INSTRUCTION> Each line of the listing must be transcribed exactly, except for the images, which should be excluded.

RECORDS TO USE>
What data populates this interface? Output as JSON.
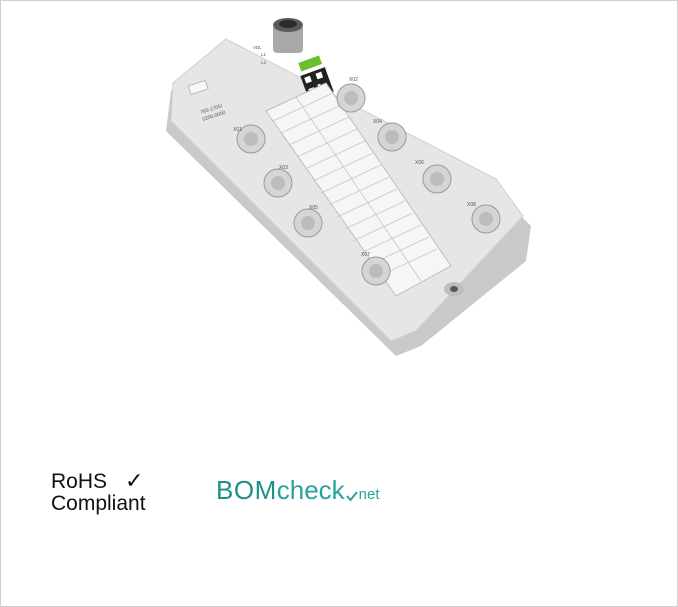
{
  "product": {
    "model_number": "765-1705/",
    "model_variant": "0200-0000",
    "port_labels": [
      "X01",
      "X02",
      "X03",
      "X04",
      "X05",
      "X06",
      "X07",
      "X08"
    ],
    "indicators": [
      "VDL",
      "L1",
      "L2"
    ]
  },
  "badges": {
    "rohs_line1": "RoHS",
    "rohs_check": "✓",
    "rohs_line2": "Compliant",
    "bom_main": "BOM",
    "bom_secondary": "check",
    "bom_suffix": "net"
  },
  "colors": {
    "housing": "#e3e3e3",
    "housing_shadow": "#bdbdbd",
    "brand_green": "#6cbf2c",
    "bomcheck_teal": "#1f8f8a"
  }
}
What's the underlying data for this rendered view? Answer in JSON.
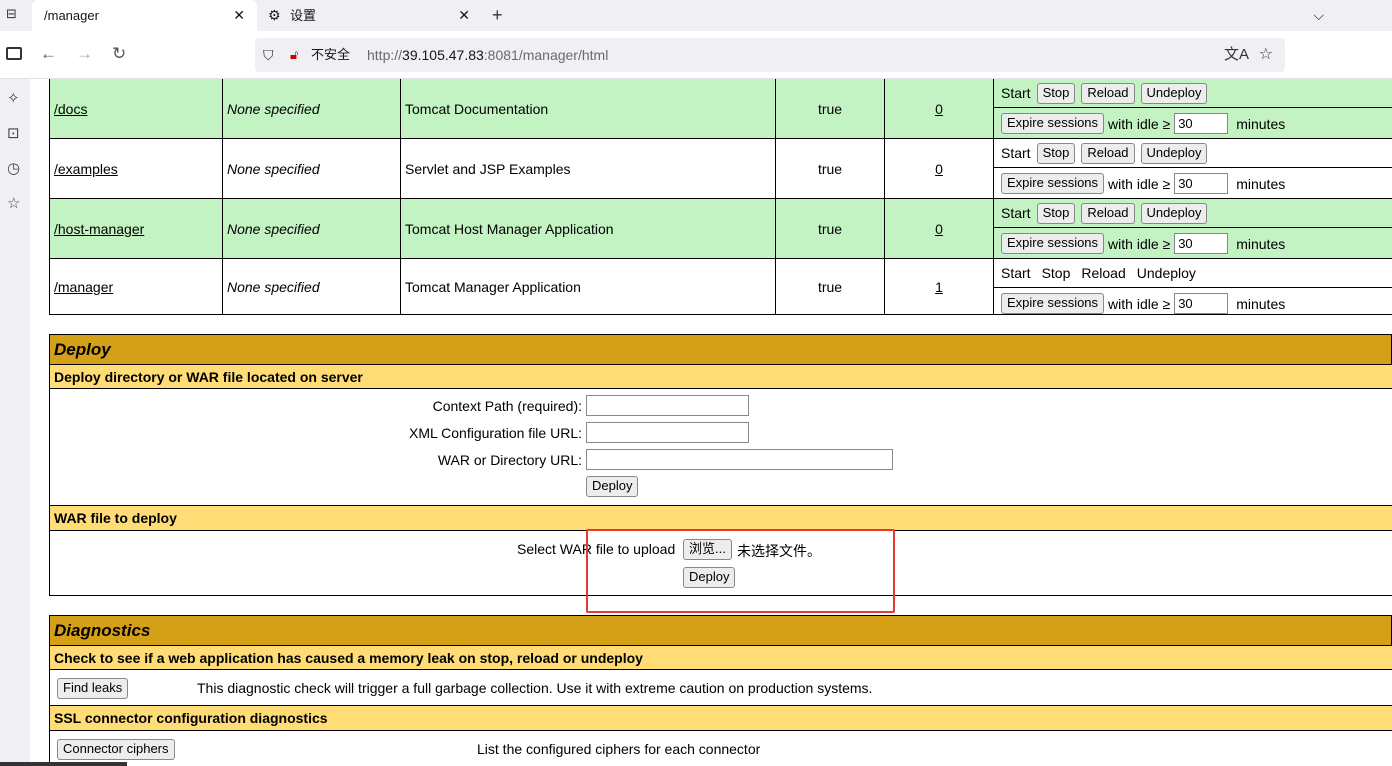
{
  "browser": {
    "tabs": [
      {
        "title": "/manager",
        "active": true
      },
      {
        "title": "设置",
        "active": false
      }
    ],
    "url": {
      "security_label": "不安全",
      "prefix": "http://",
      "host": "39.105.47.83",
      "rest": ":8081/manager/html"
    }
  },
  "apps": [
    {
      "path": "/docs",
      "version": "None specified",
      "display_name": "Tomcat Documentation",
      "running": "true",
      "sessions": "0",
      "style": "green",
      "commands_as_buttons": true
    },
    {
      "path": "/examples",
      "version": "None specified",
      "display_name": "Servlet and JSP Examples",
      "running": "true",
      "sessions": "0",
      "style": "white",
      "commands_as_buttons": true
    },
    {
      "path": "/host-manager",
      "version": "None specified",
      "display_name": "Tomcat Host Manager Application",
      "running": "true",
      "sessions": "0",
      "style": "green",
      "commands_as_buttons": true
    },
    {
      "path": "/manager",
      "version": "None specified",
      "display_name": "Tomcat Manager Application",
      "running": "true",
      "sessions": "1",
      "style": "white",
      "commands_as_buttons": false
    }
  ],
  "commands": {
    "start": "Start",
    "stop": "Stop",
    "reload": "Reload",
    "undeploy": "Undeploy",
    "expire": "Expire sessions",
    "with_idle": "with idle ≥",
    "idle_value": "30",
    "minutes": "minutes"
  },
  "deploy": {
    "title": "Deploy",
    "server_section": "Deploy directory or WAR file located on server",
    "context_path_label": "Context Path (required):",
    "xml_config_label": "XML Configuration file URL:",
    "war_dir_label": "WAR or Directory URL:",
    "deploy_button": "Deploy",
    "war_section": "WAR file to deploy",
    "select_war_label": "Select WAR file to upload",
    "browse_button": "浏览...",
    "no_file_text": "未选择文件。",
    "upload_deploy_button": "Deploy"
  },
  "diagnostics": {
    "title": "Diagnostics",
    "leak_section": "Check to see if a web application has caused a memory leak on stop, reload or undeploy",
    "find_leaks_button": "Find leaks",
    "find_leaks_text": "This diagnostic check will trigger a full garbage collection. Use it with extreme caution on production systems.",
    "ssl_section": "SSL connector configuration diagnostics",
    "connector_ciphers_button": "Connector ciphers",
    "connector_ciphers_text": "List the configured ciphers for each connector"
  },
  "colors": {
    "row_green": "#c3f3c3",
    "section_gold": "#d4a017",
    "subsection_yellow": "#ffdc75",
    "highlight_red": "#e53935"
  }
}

FULL ANSWER>
What data populates this interface? Output as JSON.
{
  "product": {
    "model_number": "765-1705/",
    "model_variant": "0200-0000",
    "port_labels": [
      "X01",
      "X02",
      "X03",
      "X04",
      "X05",
      "X06",
      "X07",
      "X08"
    ],
    "indicators": [
      "VDL",
      "L1",
      "L2"
    ]
  },
  "badges": {
    "rohs_line1": "RoHS",
    "rohs_check": "✓",
    "rohs_line2": "Compliant",
    "bom_main": "BOM",
    "bom_secondary": "check",
    "bom_suffix": "net"
  },
  "colors": {
    "housing": "#e3e3e3",
    "housing_shadow": "#bdbdbd",
    "brand_green": "#6cbf2c",
    "bomcheck_teal": "#1f8f8a"
  }
}
What's the underlying data for this rendered view? Answer in JSON.
{
  "browser": {
    "tabs": [
      {
        "title": "/manager",
        "active": true
      },
      {
        "title": "设置",
        "active": false
      }
    ],
    "url": {
      "security_label": "不安全",
      "prefix": "http://",
      "host": "39.105.47.83",
      "rest": ":8081/manager/html"
    }
  },
  "apps": [
    {
      "path": "/docs",
      "version": "None specified",
      "display_name": "Tomcat Documentation",
      "running": "true",
      "sessions": "0",
      "style": "green",
      "commands_as_buttons": true
    },
    {
      "path": "/examples",
      "version": "None specified",
      "display_name": "Servlet and JSP Examples",
      "running": "true",
      "sessions": "0",
      "style": "white",
      "commands_as_buttons": true
    },
    {
      "path": "/host-manager",
      "version": "None specified",
      "display_name": "Tomcat Host Manager Application",
      "running": "true",
      "sessions": "0",
      "style": "green",
      "commands_as_buttons": true
    },
    {
      "path": "/manager",
      "version": "None specified",
      "display_name": "Tomcat Manager Application",
      "running": "true",
      "sessions": "1",
      "style": "white",
      "commands_as_buttons": false
    }
  ],
  "commands": {
    "start": "Start",
    "stop": "Stop",
    "reload": "Reload",
    "undeploy": "Undeploy",
    "expire": "Expire sessions",
    "with_idle": "with idle ≥",
    "idle_value": "30",
    "minutes": "minutes"
  },
  "deploy": {
    "title": "Deploy",
    "server_section": "Deploy directory or WAR file located on server",
    "context_path_label": "Context Path (required):",
    "xml_config_label": "XML Configuration file URL:",
    "war_dir_label": "WAR or Directory URL:",
    "deploy_button": "Deploy",
    "war_section": "WAR file to deploy",
    "select_war_label": "Select WAR file to upload",
    "browse_button": "浏览...",
    "no_file_text": "未选择文件。",
    "upload_deploy_button": "Deploy"
  },
  "diagnostics": {
    "title": "Diagnostics",
    "leak_section": "Check to see if a web application has caused a memory leak on stop, reload or undeploy",
    "find_leaks_button": "Find leaks",
    "find_leaks_text": "This diagnostic check will trigger a full garbage collection. Use it with extreme caution on production systems.",
    "ssl_section": "SSL connector configuration diagnostics",
    "connector_ciphers_button": "Connector ciphers",
    "connector_ciphers_text": "List the configured ciphers for each connector"
  },
  "colors": {
    "row_green": "#c3f3c3",
    "section_gold": "#d4a017",
    "subsection_yellow": "#ffdc75",
    "highlight_red": "#e53935"
  }
}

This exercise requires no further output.